* _PASSAGE FOR REVIEW_
5. Introducing Signals (beta)
Every cohort meeting generates a rich stream of qualitative context — what's working, what's resonating, what members are struggling with. Historically, capturing that intelligence required post-meeting surveys that most members never completed.
Signals captures anonymized feedback from cohort meetings and surfaces it as trends at the program level.

A few principles we've been careful about:
Anonymized by design. Associations see patterns, not individuals. Role-level context may appear (e.g., "a chief of staff mentioned…") but never who.
Member privacy over staff convenience. We do not want to be the big brother of association communities. Every Signals feature is weighed against that line.
Association-useful, not association-watching. The insights we surface are meant to inform programming, services, and advocacy — not to monitor member behavior.
What you'll see: trends like members discussing new legislation, funding pressures, or service gaps — surfaced in the language of your members, with light context on why it might be worth a follow-up. Thumbs up or thumbs down on each insight. Flag ones worth acting on. Download full reports for your board or team.
Signals is in beta for existing customers. We'll be dropping test signals into your dashboards over the coming weeks — tell us what you think.
The roadmap: three frames for the next six months
Finally, our CTO and co-founder Mike Kuo walked through where we're heading next. Three frames, each corresponding to a different person in the RallyBoard experience.

For members — cohort communication. Members move across email, SMS, Zoom, and in-person, and today each of those is a different conversation. We're building a unified conversation layer where any channel feeds into a single thread and posts are pushed back out to every channel. Members can write in email and get replies in Zoom chat; chairs can post once and reach everyone, everywhere.

* _DATA LISTING_
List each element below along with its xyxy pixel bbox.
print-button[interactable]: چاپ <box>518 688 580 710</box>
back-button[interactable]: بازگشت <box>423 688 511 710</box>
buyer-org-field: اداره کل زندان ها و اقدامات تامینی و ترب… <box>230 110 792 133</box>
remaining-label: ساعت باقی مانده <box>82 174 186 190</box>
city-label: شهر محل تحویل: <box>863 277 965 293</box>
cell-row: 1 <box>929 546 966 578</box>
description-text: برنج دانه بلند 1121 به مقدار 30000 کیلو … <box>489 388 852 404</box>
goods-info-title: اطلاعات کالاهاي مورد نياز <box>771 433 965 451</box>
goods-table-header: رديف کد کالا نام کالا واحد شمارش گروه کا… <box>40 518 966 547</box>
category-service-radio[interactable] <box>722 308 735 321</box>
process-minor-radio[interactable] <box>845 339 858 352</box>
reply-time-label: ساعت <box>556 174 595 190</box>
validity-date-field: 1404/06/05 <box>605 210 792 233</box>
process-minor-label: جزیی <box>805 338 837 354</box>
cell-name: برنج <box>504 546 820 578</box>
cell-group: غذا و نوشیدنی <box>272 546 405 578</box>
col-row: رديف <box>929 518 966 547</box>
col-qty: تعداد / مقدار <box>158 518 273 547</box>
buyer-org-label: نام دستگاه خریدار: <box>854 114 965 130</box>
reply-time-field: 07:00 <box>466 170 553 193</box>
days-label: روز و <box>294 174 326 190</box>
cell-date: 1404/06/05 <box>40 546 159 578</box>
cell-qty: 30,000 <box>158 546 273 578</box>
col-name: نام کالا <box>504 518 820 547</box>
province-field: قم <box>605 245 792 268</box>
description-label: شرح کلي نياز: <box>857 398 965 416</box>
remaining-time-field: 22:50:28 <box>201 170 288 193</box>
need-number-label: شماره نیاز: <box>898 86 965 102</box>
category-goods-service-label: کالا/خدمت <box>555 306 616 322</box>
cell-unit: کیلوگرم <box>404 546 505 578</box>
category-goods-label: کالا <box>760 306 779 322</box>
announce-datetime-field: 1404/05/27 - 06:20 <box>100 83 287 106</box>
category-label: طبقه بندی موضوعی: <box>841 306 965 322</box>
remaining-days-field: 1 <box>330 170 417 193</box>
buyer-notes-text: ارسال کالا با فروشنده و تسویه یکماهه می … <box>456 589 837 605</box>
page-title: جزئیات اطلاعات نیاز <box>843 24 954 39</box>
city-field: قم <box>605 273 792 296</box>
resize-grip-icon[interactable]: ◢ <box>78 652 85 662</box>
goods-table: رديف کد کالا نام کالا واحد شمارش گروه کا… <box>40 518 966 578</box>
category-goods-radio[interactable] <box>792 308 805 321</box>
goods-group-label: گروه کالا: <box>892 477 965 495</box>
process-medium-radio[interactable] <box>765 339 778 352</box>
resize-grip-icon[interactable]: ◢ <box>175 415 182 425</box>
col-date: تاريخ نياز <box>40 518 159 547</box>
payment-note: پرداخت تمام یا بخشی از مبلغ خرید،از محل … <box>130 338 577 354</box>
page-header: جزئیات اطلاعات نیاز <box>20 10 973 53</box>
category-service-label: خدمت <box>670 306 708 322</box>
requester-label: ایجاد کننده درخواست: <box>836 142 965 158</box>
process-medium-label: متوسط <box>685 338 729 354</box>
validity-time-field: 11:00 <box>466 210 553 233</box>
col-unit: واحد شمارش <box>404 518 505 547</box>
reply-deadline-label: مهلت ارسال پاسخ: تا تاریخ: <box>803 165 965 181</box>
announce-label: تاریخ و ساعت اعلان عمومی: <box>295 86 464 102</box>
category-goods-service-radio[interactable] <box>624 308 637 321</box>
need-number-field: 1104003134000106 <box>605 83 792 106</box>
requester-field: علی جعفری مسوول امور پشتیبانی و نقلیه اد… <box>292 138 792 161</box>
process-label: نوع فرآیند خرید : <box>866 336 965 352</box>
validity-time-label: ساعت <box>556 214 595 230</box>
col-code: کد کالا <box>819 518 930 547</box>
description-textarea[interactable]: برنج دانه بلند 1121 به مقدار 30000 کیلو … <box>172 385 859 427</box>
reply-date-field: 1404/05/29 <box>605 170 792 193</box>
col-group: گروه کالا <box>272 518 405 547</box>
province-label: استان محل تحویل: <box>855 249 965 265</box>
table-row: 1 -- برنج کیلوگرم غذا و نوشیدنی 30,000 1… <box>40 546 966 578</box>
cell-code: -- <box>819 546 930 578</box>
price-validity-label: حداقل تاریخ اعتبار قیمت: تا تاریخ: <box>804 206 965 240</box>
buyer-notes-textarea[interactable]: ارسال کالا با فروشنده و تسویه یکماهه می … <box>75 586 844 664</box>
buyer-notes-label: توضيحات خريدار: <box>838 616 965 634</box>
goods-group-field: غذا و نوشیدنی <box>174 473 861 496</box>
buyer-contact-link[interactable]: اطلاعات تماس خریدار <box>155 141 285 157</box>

* _EXERCISE INSTRUCTIONS_
**A)** Based on the Signals and roadmap update, say whether each statement agrees with it: (i) Signals lets associations see which individual members gave a piece of feedback; (ii) Signals is currently offered in beta to existing customers; (iii) the roadmap covers the next twelve months. For each, answer yes or no and quote the deciding words.
**B)** Pick up the Signals and roadmap update after its final sentence and carry it forward.

* _ANSWERS FOR THE EXERCISE_
**A)**
(i) No: "Associations see patterns, not individuals."
(ii) Yes: "Signals is in beta for existing customers."
(iii) No: "The roadmap: three frames for the next six months"

**B)**
For chairs — chair enablement. We've been running experiments over the last two months where chairs receive pre-drafted, personalized messages to send to their cohorts. The results have been strong — chairs are adopting the drafts, customizing them heavily, and using them to create the kind of touchpoints that turn a cohort into a community (including members suggesting in-person meetups off their own initiative). Expect more here: personalized member dossiers so chairs arrive prepared, recommended kickoff emails, and more admin controls for scheduling and meeting permissions.
For staff — insights and analytics. We've built a lot of internal tooling over the past year to understand what makes cohorts work. We're now thoughtfully exposing that to you. One example raised on the call: visibility into members who haven't joined their first few meetings, paired with a recommended action — a check-in email from staff or an outreach prompt to the chair. The aim is to close the loop from signal to action without dumping raw data in your lap.
Closing Thoughts
None of what shipped today would exist without the design partners who trusted us early. Your feedback — generous, honest, and sometimes hard to hear — is what got us here. Thank you!
We're excited for what comes next: more associations running cohort-based programs, more members connecting with peers who matter, and a platform that gets sharper with every release. This is the worst RallyBoard will ever be. We're just getting started.